#### [Instructions for the task]
Below are the records. List every line holding the word "ratio".

● ● ● ● ● ● ●

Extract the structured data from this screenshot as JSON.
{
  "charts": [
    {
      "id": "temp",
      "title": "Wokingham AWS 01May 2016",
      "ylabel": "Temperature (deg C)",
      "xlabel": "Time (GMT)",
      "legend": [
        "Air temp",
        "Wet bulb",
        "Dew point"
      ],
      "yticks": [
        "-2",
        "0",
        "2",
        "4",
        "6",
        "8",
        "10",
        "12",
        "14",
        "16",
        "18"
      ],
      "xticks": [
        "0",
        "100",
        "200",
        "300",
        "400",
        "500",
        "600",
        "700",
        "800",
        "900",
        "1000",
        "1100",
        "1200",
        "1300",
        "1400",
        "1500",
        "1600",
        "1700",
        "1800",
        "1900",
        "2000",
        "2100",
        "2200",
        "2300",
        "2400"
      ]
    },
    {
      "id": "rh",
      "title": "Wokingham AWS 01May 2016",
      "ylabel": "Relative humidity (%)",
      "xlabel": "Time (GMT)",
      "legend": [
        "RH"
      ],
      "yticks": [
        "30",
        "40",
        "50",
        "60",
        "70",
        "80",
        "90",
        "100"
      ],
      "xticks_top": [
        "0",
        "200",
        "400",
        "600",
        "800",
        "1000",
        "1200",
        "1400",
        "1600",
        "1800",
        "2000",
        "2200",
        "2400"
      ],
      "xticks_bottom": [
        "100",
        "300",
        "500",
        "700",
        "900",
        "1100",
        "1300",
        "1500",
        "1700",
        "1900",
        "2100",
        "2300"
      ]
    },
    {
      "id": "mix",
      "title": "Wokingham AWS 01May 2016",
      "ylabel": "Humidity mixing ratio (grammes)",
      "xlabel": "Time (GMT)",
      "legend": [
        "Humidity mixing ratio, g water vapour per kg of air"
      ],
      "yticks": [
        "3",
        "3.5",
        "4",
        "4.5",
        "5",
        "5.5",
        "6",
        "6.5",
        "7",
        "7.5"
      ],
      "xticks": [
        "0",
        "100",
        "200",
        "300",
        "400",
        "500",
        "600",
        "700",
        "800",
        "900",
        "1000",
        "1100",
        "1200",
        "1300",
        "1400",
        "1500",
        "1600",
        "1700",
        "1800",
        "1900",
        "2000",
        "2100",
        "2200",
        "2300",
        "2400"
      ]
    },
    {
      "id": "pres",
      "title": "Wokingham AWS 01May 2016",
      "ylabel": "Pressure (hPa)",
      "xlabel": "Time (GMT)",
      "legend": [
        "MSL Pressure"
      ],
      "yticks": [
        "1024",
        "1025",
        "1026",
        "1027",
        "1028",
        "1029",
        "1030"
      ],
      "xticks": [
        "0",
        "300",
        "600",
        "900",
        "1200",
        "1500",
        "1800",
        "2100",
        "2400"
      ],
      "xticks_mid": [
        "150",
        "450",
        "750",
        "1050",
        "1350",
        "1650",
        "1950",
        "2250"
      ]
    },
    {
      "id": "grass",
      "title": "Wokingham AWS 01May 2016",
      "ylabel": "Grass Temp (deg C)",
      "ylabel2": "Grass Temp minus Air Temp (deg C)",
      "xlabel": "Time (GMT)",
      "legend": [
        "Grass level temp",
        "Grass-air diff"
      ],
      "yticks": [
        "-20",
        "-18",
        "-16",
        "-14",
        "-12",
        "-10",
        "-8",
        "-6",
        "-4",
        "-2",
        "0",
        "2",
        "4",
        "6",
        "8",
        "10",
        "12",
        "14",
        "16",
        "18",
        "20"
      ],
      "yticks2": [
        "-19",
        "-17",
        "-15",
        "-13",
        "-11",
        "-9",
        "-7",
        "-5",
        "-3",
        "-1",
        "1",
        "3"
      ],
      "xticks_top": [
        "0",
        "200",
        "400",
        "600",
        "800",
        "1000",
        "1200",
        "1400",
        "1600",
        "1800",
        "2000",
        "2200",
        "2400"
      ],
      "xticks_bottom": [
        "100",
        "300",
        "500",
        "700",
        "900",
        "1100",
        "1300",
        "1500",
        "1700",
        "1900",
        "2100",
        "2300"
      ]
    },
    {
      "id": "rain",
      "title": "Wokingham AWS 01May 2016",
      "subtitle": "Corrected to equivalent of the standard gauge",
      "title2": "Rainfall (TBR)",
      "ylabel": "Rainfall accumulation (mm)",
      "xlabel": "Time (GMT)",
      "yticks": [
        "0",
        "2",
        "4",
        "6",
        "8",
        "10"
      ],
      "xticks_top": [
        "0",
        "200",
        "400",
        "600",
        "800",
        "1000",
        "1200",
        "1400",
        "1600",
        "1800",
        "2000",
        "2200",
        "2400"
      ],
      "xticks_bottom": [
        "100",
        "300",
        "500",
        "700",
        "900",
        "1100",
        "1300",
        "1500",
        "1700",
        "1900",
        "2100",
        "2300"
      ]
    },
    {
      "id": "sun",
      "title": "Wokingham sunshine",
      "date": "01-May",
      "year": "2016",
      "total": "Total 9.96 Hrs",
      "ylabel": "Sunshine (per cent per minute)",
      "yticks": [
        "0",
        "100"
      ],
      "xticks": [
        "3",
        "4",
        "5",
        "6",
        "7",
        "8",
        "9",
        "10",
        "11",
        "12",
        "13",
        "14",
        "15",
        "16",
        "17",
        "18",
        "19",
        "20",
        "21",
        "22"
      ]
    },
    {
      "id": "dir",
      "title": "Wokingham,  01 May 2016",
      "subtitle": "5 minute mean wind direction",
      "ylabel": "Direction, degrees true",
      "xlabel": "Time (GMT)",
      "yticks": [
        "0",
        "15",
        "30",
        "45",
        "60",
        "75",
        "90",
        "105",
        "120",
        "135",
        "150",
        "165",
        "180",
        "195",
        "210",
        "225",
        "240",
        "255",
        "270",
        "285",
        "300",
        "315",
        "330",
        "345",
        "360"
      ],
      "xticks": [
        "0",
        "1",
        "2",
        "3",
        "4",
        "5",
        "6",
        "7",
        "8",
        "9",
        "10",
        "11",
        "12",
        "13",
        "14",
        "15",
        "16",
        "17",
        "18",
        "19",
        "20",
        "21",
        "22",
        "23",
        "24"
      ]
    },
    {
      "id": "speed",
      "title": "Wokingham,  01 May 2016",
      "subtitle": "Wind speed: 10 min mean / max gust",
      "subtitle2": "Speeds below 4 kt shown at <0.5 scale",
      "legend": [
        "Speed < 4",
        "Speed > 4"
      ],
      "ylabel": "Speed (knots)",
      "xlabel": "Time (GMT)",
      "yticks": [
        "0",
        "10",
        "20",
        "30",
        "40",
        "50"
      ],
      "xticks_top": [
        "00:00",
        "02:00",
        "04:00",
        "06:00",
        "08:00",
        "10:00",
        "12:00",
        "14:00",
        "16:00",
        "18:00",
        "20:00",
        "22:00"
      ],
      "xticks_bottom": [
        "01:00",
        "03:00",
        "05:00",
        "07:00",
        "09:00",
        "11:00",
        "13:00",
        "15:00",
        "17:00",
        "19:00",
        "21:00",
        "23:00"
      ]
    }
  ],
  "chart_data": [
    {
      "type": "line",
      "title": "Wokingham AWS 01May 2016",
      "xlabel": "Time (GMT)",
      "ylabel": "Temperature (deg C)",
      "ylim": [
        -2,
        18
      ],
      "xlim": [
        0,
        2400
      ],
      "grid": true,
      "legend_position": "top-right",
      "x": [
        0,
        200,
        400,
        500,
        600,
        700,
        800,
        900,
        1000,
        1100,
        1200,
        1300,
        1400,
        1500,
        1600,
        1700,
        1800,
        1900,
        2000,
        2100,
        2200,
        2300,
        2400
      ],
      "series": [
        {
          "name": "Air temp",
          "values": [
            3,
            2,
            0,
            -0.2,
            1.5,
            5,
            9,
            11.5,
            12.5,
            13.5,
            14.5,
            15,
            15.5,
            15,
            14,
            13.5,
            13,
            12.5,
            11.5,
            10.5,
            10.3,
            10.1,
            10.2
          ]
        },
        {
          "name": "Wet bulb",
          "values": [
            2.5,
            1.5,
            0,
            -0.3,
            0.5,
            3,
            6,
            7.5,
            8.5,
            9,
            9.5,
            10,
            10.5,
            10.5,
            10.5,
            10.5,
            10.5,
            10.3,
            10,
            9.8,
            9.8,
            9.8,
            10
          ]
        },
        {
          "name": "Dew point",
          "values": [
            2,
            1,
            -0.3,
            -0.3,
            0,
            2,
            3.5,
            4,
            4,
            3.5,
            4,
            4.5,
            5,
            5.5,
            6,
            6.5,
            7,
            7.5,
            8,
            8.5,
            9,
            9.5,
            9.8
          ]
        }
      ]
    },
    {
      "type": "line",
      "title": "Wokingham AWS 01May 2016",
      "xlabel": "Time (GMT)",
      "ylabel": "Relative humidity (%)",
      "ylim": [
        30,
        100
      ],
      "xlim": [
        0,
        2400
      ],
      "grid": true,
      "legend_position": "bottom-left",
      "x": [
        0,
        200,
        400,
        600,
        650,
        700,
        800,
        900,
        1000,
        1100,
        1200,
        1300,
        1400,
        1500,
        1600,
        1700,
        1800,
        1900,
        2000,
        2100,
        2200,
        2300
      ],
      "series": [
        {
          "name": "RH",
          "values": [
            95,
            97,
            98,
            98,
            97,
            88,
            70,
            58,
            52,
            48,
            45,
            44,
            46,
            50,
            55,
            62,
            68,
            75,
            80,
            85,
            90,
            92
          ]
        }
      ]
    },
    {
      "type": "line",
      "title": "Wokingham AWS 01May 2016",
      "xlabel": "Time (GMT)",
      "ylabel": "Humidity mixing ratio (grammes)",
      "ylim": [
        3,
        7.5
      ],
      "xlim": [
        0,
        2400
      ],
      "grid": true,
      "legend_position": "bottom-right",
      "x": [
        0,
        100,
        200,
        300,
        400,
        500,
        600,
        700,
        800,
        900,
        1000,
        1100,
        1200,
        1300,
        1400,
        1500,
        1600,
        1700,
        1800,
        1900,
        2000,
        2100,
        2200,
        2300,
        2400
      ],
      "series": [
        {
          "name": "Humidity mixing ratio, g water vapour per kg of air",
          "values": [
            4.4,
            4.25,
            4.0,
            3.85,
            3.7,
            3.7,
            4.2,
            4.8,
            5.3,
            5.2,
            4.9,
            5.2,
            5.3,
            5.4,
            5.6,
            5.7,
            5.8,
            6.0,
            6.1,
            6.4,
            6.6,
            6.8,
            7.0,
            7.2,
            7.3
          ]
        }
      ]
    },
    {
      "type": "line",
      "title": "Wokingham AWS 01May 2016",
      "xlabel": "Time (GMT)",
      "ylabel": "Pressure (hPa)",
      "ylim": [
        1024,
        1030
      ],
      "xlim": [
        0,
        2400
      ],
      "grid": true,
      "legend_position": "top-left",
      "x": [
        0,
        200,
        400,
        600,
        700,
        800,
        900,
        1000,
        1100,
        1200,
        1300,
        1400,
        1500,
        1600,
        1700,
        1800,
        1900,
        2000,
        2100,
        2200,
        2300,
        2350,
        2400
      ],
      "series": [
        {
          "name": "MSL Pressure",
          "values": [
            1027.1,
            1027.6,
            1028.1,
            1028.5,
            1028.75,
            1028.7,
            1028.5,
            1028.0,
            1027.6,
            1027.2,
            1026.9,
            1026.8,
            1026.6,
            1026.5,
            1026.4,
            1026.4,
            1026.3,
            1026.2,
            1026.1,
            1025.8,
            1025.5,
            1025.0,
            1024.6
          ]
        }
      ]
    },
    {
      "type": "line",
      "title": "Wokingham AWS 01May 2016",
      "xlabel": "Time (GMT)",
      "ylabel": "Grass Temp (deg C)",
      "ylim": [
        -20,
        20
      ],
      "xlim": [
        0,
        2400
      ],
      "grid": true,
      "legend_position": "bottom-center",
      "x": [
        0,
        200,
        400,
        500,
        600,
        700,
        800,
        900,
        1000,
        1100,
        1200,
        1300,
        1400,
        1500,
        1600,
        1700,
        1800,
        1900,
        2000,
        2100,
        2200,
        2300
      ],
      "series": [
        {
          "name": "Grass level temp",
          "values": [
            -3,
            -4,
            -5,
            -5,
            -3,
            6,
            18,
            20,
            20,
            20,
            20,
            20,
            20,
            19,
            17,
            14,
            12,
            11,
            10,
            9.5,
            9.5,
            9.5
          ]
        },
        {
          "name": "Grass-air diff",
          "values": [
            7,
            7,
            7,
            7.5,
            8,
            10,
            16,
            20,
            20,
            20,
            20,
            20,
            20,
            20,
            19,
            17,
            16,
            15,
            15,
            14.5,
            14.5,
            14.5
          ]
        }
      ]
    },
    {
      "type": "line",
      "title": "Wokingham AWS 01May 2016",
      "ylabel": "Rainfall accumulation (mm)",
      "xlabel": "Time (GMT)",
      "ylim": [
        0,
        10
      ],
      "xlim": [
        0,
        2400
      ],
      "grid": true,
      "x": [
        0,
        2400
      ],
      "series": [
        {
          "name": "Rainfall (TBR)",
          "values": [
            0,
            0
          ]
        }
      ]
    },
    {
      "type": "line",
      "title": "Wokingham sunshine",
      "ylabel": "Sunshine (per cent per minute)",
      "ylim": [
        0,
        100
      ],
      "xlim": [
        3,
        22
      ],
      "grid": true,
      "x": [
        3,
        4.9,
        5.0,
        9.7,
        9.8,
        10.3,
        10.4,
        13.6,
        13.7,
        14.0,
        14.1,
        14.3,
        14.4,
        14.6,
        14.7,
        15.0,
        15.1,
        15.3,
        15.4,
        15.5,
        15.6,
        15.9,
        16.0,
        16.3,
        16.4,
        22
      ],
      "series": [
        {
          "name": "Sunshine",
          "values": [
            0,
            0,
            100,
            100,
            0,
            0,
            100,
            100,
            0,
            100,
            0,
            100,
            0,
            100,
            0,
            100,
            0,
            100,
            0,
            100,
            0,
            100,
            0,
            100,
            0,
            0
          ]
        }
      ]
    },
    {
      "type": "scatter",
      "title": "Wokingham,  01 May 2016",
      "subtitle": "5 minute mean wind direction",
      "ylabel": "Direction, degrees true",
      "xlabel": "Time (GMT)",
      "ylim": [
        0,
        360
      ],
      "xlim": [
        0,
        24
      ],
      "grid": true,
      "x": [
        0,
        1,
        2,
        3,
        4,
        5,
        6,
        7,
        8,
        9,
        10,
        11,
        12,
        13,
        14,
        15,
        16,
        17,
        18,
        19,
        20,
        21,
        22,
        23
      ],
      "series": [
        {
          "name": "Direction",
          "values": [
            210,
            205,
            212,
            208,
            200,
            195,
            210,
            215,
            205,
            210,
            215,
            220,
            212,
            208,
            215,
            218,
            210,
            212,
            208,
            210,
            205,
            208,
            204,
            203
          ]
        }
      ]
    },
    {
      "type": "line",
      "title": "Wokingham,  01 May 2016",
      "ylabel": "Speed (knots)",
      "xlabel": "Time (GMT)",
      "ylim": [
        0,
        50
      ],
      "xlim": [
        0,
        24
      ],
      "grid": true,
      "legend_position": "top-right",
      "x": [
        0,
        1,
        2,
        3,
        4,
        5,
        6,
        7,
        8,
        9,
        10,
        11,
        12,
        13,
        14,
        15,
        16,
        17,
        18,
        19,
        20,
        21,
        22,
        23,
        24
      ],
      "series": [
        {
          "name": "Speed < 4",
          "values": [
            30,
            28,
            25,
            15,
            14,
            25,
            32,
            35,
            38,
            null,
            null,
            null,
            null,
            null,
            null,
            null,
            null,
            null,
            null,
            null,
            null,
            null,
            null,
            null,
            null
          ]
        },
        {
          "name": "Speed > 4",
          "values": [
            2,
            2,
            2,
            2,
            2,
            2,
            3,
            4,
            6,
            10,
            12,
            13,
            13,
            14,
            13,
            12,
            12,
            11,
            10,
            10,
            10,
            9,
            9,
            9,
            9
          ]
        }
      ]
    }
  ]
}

● ● ● ● ● ● ●

#### [Solved exercise]
      "ylabel": "Humidity mixing ratio (grammes)",
        "Humidity mixing ratio, g water vapour per kg of air"
      "ylabel": "Humidity mixing ratio (grammes)",
          "name": "Humidity mixing ratio, g water vapour per kg of air",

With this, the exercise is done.